* SOURCE EXTRACT
- - -
Try as they might to convince us of their trustworthiness, nothing in the TSA’s history of gratuitously punitive, if not deliberately petty behavior, leads us to believe this to be true. Rather, what is more likely is that reading material specifically will become the focal point of TSA screeners’ discretion as to whether passengers warrant additional screening. A passenger’s magazines and books will then be subject also to callous remarks from agents; all of which passengers must silently endure. After all, what other recourse do they have when faced with abuse from federal agents – submit or miss your flight, or find yourself facing criminal charges.

Passengers, who long ago should have abandoned hope for even a modicum of privacy or dignity when attempting to fly, must also endure the embarrassment of pulling out their choice of reading for other passengers to see and judge. Ready to fly? You must also be ready for your fellow passengers to know if you are dealing with marriage issues, depression, or a have a predilection for erotica. It will soon be all on display as agents “fan” through your reading material with the restraint and professionalism demonstrated with other luggage items.
- - -
* SUPPLIED DATA
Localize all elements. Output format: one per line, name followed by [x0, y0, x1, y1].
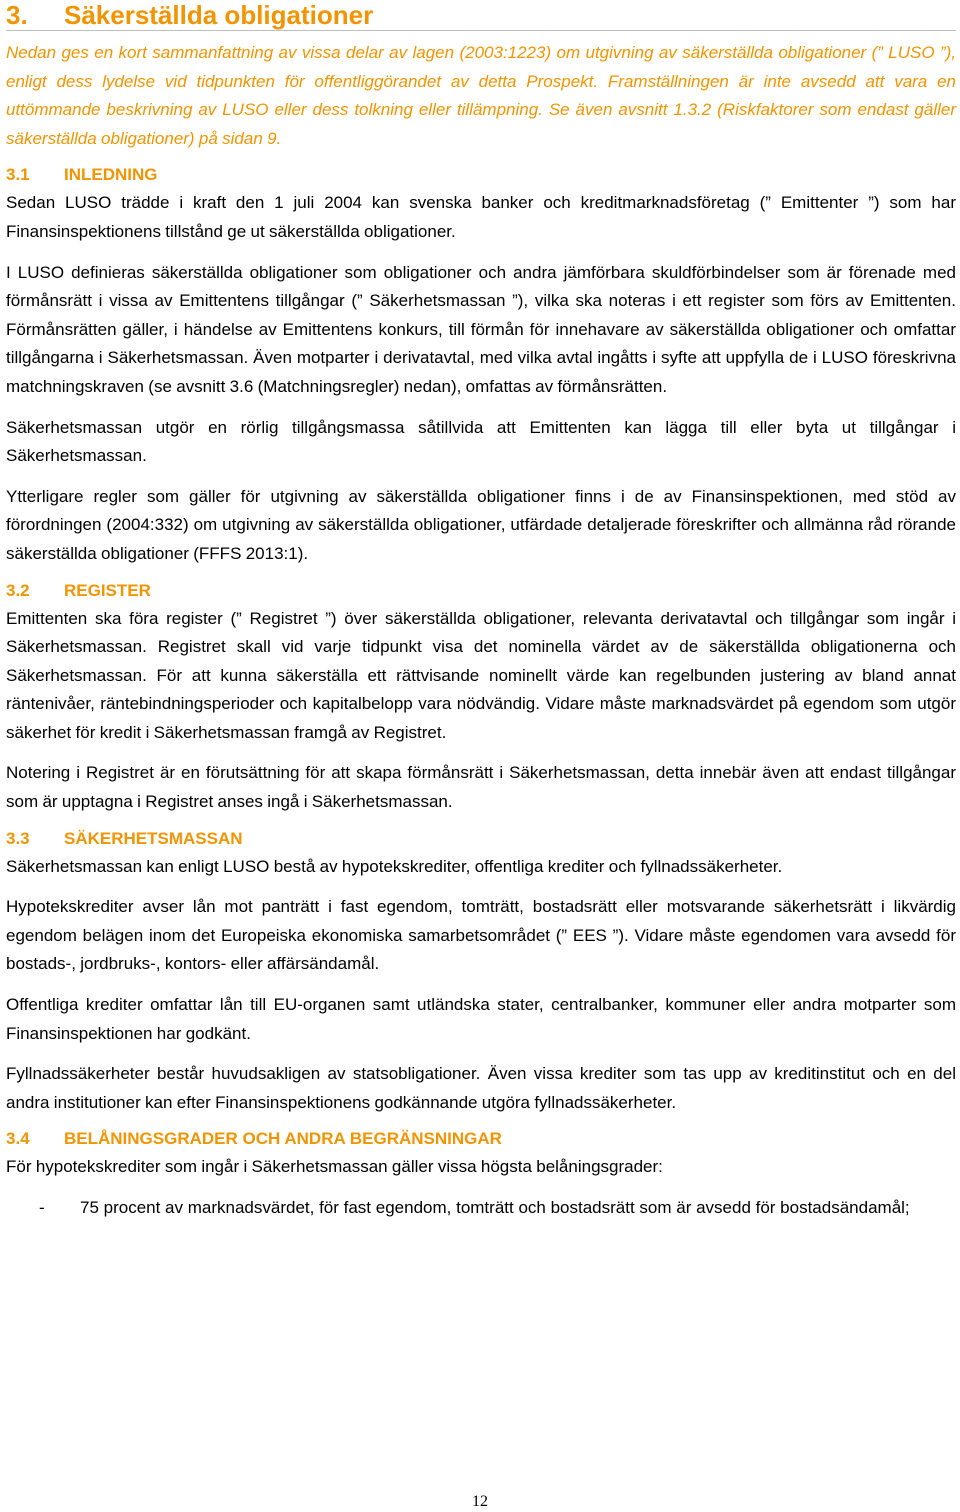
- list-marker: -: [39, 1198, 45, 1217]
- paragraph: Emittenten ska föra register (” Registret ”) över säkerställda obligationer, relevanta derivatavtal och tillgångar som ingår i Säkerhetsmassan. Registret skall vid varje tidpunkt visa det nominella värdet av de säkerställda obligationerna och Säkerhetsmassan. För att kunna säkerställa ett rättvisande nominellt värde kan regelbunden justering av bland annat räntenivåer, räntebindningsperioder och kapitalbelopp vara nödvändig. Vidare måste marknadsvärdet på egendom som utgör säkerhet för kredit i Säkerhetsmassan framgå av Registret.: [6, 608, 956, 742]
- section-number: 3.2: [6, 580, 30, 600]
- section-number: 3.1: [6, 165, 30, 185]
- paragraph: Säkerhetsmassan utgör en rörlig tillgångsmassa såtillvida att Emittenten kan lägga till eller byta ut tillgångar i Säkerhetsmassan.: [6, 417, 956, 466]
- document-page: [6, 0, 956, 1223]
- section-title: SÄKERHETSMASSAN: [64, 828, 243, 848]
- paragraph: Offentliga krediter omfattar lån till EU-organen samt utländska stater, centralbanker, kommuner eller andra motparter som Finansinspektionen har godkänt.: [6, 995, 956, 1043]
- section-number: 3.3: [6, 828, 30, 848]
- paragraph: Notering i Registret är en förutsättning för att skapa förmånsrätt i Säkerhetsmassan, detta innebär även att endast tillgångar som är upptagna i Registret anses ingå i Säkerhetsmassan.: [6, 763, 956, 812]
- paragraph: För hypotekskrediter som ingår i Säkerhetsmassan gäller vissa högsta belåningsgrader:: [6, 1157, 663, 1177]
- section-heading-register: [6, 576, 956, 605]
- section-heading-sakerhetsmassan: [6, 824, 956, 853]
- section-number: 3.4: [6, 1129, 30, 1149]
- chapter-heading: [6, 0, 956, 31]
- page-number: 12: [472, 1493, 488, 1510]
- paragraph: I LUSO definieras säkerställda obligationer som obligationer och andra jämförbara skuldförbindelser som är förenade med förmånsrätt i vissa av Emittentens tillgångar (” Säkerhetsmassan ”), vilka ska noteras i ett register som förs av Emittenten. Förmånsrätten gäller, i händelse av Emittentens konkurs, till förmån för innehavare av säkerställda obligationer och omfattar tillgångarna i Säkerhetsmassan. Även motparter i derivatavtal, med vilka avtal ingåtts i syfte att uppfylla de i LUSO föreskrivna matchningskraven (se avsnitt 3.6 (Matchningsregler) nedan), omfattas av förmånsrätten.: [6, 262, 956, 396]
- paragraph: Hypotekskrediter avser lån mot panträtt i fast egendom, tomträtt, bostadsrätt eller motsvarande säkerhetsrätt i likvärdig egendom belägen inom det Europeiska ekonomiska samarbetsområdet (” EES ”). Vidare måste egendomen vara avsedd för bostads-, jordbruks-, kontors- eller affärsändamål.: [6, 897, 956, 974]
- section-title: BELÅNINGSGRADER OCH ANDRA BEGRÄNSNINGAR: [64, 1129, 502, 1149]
- - -
* WRITTEN PROBLEM A
In the passage about TSA screening of reading material, what does it say fellow passengers may learn about a traveler from the reading on display?
* WRITTEN PROBLEM B
Please continue the passage about TSA screening of reading material, starting right after its last sentence.

* EXERCISE OUTPUT A
Whether the traveler is dealing with marriage issues, depression, or has a predilection for erotica.

* EXERCISE OUTPUT B
To its credit, TSA’s Pre-Check program, in which passengers apply to be vetted before flying and then are allowed expedited screening without all the dehumanizing antics of going through non-Pre-Check screening, is a significant step in the right direction. However, rather than double-down on what has so far been a relatively successful program, TSA fritters away its budget on other highly questionable projects like SPOT, and now what might be called its “Approved Reading Materials Assessment Program” (“ARMAP” for short).

Congress, of course, should step in and undertake serious oversight of TSA, including this latest foray into inspecting an individual’s reading materials.  Unfortunately, considering the deference with which the Congress has approached funding TSA year after year, it is unlikely the legislative branch of our federal government will do more now, than issue some stern warnings followed by approving increased funding for yet another year.  And the privacy rights of the citizenry – at least those who wish to exercise their right to travel by commercial air carriers – will have suffered another blow in the name of “national security.”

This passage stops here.